Your objective:
Reproduce every line of the material below, but drop the pictures.

== Listing ==

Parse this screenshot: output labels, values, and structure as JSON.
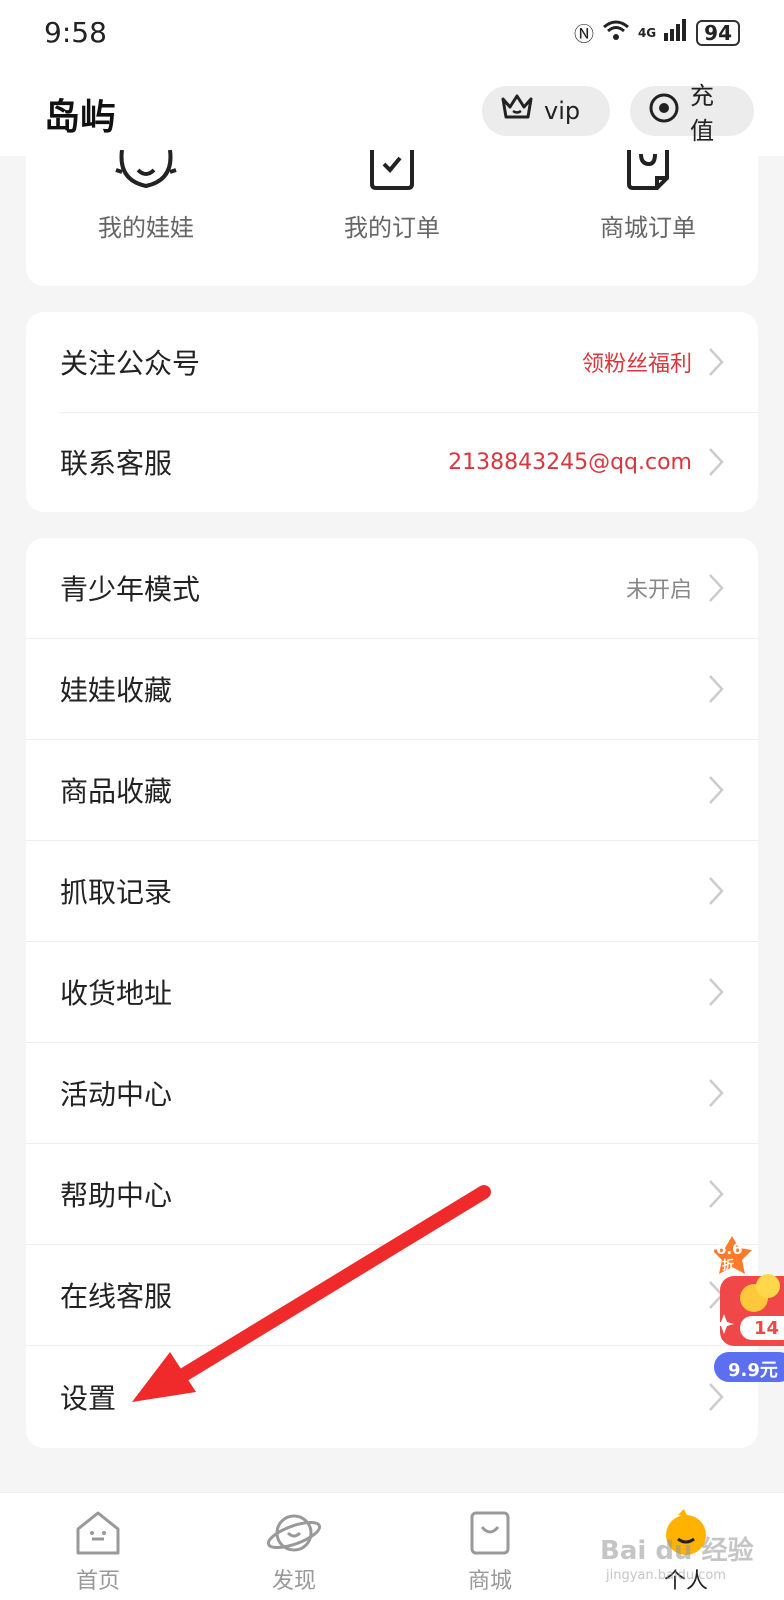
{
  "status_bar": {
    "time": "9:58",
    "network": "4G",
    "battery": "94"
  },
  "header": {
    "title": "岛屿",
    "vip_label": "vip",
    "recharge_label": "充值"
  },
  "quick_links": [
    {
      "label": "我的娃娃",
      "icon": "doll-icon"
    },
    {
      "label": "我的订单",
      "icon": "order-icon"
    },
    {
      "label": "商城订单",
      "icon": "mall-order-icon"
    }
  ],
  "contact": [
    {
      "label": "关注公众号",
      "value": "领粉丝福利"
    },
    {
      "label": "联系客服",
      "value": "2138843245@qq.com"
    }
  ],
  "menu": [
    {
      "label": "青少年模式",
      "value": "未开启"
    },
    {
      "label": "娃娃收藏",
      "value": ""
    },
    {
      "label": "商品收藏",
      "value": ""
    },
    {
      "label": "抓取记录",
      "value": ""
    },
    {
      "label": "收货地址",
      "value": ""
    },
    {
      "label": "活动中心",
      "value": ""
    },
    {
      "label": "帮助中心",
      "value": ""
    },
    {
      "label": "在线客服",
      "value": ""
    },
    {
      "label": "设置",
      "value": ""
    }
  ],
  "promo": {
    "discount": "6.6",
    "discount_unit": "折",
    "count": "14",
    "price": "9.9元"
  },
  "tabs": [
    {
      "label": "首页",
      "icon": "home-icon"
    },
    {
      "label": "发现",
      "icon": "planet-icon"
    },
    {
      "label": "商城",
      "icon": "shop-icon"
    },
    {
      "label": "个人",
      "icon": "profile-icon"
    }
  ],
  "watermark": {
    "text": "Bai du 经验",
    "sub": "jingyan.baidu.com"
  },
  "colors": {
    "accent_red": "#d9363e",
    "arrow_red": "#f02a2a",
    "background": "#f5f5f5"
  }
}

===

Response:
Parse this screenshot: output labels, values, and structure as JSON.
{
  "status_bar": {
    "time": "9:58",
    "network": "4G",
    "battery": "94"
  },
  "header": {
    "title": "岛屿",
    "vip_label": "vip",
    "recharge_label": "充值"
  },
  "quick_links": [
    {
      "label": "我的娃娃",
      "icon": "doll-icon"
    },
    {
      "label": "我的订单",
      "icon": "order-icon"
    },
    {
      "label": "商城订单",
      "icon": "mall-order-icon"
    }
  ],
  "contact": [
    {
      "label": "关注公众号",
      "value": "领粉丝福利"
    },
    {
      "label": "联系客服",
      "value": "2138843245@qq.com"
    }
  ],
  "menu": [
    {
      "label": "青少年模式",
      "value": "未开启"
    },
    {
      "label": "娃娃收藏",
      "value": ""
    },
    {
      "label": "商品收藏",
      "value": ""
    },
    {
      "label": "抓取记录",
      "value": ""
    },
    {
      "label": "收货地址",
      "value": ""
    },
    {
      "label": "活动中心",
      "value": ""
    },
    {
      "label": "帮助中心",
      "value": ""
    },
    {
      "label": "在线客服",
      "value": ""
    },
    {
      "label": "设置",
      "value": ""
    }
  ],
  "promo": {
    "discount": "6.6",
    "discount_unit": "折",
    "count": "14",
    "price": "9.9元"
  },
  "tabs": [
    {
      "label": "首页",
      "icon": "home-icon"
    },
    {
      "label": "发现",
      "icon": "planet-icon"
    },
    {
      "label": "商城",
      "icon": "shop-icon"
    },
    {
      "label": "个人",
      "icon": "profile-icon"
    }
  ],
  "watermark": {
    "text": "Bai du 经验",
    "sub": "jingyan.baidu.com"
  },
  "colors": {
    "accent_red": "#d9363e",
    "arrow_red": "#f02a2a",
    "background": "#f5f5f5"
  }
}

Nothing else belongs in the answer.